• [TASK TO CARRY OUT] In the entries below, identify every line with the string "Radiation" and copy it.

• [ENTRIES PROVIDED]
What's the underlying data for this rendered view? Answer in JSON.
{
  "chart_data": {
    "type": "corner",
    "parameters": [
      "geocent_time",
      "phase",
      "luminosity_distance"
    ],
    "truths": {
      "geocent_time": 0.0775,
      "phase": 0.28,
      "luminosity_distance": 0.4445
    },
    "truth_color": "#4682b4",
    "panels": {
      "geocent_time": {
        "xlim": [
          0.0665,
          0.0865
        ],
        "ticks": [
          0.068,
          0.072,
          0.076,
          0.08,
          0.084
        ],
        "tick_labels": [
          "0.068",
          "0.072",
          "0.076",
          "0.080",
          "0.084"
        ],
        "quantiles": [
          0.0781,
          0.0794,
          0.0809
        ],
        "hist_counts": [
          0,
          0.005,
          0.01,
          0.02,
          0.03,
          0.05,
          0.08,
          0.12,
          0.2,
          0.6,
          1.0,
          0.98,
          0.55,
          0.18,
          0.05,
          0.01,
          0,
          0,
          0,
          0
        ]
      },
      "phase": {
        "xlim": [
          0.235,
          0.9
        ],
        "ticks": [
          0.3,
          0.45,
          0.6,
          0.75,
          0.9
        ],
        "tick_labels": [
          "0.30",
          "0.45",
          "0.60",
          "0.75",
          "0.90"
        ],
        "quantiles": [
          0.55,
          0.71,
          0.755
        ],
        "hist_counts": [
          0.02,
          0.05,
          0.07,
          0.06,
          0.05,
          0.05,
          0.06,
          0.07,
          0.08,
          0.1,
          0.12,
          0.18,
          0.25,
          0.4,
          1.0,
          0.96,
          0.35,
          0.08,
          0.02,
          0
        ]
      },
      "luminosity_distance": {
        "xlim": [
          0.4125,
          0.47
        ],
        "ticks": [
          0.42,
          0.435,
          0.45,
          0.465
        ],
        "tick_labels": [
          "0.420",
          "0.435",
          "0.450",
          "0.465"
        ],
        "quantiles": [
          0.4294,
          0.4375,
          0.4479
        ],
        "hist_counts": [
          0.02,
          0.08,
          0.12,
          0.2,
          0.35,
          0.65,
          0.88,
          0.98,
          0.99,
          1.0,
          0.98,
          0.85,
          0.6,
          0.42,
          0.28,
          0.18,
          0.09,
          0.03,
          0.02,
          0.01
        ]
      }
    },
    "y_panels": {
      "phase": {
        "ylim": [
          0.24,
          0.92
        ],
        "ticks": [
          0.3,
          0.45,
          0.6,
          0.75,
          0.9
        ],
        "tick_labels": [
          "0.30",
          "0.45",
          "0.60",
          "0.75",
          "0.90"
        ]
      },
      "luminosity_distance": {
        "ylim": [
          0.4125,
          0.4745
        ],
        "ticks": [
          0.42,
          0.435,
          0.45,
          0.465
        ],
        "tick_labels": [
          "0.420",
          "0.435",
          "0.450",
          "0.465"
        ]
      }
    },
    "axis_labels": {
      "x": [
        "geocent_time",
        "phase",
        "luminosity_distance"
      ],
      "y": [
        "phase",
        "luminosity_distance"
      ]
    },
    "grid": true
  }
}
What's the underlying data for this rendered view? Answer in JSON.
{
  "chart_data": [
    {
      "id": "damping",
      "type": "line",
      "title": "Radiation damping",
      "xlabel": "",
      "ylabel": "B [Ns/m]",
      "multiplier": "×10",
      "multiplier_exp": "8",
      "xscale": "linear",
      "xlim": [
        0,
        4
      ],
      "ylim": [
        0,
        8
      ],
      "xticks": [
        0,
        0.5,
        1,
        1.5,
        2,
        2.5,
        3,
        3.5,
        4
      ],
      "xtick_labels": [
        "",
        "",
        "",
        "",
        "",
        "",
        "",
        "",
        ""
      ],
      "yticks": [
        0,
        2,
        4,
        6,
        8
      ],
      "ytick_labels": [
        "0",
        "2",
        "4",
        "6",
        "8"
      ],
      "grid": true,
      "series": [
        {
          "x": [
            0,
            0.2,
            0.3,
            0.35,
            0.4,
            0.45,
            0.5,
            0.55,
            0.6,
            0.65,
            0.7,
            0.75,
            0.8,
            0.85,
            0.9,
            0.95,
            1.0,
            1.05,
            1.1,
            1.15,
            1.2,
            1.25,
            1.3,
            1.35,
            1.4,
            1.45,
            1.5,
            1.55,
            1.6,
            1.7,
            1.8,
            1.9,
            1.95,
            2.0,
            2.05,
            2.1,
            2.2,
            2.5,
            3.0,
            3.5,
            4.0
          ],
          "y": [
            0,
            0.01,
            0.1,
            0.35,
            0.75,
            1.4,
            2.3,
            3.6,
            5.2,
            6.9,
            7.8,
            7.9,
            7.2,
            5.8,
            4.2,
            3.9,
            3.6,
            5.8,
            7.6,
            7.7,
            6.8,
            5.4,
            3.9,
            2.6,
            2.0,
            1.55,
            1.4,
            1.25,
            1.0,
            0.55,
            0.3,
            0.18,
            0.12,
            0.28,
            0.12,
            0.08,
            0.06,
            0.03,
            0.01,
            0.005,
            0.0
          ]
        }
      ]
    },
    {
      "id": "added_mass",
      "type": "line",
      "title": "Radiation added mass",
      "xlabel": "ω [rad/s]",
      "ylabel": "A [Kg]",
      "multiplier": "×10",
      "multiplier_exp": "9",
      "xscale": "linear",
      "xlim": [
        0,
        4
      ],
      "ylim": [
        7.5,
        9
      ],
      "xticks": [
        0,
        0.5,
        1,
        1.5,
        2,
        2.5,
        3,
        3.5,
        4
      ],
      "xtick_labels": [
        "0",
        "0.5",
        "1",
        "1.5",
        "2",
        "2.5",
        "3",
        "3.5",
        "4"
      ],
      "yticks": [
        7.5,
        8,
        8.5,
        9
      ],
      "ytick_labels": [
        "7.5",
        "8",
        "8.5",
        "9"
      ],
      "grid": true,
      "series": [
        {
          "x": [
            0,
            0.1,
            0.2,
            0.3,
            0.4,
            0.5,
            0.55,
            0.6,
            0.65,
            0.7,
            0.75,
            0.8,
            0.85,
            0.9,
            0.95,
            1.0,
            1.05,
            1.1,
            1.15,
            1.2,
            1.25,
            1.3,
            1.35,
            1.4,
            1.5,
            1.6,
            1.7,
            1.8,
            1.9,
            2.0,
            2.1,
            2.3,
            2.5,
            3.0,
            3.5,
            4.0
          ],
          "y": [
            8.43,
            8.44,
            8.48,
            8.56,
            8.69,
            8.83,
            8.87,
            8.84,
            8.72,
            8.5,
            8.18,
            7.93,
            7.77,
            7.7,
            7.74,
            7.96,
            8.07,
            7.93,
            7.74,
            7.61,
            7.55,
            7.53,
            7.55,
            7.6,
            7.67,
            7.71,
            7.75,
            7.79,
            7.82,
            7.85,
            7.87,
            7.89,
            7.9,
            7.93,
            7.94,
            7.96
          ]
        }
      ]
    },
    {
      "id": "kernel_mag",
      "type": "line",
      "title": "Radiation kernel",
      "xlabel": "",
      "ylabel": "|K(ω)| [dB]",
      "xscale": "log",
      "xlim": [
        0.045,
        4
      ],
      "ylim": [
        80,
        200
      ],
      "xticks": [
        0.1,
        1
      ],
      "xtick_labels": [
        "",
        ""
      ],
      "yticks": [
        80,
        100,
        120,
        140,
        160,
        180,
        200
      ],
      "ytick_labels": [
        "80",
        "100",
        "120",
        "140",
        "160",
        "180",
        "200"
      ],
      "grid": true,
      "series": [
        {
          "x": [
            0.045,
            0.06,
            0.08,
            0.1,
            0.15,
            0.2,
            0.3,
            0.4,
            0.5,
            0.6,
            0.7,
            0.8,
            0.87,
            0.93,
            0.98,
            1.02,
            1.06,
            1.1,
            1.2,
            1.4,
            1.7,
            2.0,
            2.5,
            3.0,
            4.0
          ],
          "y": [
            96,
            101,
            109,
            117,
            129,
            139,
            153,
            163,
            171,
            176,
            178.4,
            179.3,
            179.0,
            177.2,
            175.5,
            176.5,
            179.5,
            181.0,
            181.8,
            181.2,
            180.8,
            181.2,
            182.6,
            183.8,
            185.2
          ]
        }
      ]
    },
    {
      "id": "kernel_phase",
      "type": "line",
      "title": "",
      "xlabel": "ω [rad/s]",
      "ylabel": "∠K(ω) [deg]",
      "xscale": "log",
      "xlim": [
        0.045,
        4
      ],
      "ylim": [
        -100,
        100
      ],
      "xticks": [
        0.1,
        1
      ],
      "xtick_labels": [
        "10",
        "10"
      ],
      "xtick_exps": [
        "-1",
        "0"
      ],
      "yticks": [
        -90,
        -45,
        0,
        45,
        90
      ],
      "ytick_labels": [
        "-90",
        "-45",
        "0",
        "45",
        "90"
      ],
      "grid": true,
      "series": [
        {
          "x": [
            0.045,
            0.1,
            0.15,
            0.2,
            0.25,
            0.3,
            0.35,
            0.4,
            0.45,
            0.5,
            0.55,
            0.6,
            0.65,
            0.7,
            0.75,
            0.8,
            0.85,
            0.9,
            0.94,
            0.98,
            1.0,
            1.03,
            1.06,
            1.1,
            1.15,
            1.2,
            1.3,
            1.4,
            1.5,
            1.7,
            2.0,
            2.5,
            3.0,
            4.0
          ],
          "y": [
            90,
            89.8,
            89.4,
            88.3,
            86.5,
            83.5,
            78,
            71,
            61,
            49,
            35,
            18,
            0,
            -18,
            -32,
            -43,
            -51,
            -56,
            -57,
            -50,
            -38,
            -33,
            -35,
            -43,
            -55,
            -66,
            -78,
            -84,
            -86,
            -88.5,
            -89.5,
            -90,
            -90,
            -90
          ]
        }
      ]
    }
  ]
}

• [TASK OUTPUT]
      "title": "Radiation damping",
      "title": "Radiation added mass",
      "title": "Radiation kernel",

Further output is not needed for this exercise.